(Records from a data collection)
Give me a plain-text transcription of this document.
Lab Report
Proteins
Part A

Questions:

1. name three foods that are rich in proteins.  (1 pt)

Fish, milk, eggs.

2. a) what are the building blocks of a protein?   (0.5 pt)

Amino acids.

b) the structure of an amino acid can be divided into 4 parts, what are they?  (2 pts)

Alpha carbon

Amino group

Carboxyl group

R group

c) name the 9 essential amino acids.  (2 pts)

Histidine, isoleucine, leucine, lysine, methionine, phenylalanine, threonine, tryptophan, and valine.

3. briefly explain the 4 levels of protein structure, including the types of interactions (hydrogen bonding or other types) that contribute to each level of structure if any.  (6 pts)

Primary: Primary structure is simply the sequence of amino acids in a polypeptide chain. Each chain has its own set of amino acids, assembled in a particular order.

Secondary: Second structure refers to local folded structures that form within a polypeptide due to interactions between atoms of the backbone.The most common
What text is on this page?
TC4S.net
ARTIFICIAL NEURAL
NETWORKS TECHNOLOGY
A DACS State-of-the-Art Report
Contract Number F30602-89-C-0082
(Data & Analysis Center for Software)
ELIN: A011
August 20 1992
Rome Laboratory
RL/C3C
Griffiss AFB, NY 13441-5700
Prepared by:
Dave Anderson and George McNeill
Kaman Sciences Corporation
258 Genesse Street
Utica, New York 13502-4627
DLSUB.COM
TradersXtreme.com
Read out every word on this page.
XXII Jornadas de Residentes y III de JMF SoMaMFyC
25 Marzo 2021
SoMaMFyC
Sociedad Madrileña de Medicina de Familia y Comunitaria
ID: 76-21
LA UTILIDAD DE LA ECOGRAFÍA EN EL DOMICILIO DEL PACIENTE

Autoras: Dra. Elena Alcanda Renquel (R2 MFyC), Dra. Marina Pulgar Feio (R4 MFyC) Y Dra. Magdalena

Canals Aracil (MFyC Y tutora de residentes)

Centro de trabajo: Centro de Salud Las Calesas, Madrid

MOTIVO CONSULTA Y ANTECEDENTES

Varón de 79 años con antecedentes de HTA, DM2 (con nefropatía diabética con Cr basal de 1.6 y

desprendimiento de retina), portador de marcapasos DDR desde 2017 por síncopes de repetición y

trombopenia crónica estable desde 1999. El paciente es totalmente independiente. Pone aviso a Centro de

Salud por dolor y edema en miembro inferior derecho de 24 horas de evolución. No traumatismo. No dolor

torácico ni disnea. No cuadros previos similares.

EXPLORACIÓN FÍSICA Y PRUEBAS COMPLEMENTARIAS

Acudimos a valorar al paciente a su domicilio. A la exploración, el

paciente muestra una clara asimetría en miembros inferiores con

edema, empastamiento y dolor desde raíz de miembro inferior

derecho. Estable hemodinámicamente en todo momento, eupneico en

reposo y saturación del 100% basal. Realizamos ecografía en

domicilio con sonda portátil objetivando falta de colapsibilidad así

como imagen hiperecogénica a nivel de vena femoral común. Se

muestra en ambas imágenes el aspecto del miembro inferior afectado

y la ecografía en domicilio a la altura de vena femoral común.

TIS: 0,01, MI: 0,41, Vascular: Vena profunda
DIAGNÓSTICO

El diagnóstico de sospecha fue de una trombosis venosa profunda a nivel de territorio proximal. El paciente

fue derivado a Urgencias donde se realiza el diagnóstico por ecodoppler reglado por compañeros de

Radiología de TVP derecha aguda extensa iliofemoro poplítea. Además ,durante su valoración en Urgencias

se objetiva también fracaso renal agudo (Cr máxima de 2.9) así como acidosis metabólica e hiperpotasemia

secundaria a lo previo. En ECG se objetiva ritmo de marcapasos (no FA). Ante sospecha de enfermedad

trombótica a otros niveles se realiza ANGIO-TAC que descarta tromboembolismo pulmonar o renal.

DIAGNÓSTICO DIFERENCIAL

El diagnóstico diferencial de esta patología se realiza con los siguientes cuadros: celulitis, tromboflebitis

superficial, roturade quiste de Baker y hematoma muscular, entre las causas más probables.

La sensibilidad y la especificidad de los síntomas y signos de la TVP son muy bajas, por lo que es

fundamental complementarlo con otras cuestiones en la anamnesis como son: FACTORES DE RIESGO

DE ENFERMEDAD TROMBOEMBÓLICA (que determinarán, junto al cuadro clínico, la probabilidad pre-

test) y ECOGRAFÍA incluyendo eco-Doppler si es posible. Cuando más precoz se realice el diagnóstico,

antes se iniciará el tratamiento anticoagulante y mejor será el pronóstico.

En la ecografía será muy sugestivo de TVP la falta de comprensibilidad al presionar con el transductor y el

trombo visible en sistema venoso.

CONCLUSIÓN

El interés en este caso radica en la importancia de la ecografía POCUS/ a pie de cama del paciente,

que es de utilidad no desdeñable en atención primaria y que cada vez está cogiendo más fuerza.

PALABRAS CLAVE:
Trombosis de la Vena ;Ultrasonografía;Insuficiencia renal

▸ **Work task**
Check each line above for the word "cuadros", and copy the lines where it appears.

▸ **Finished task**
torácico ni disnea. No cuadros previos similares.
El diagnóstico diferencial de esta patología se realiza con los siguientes cuadros: celulitis, tromboflebitis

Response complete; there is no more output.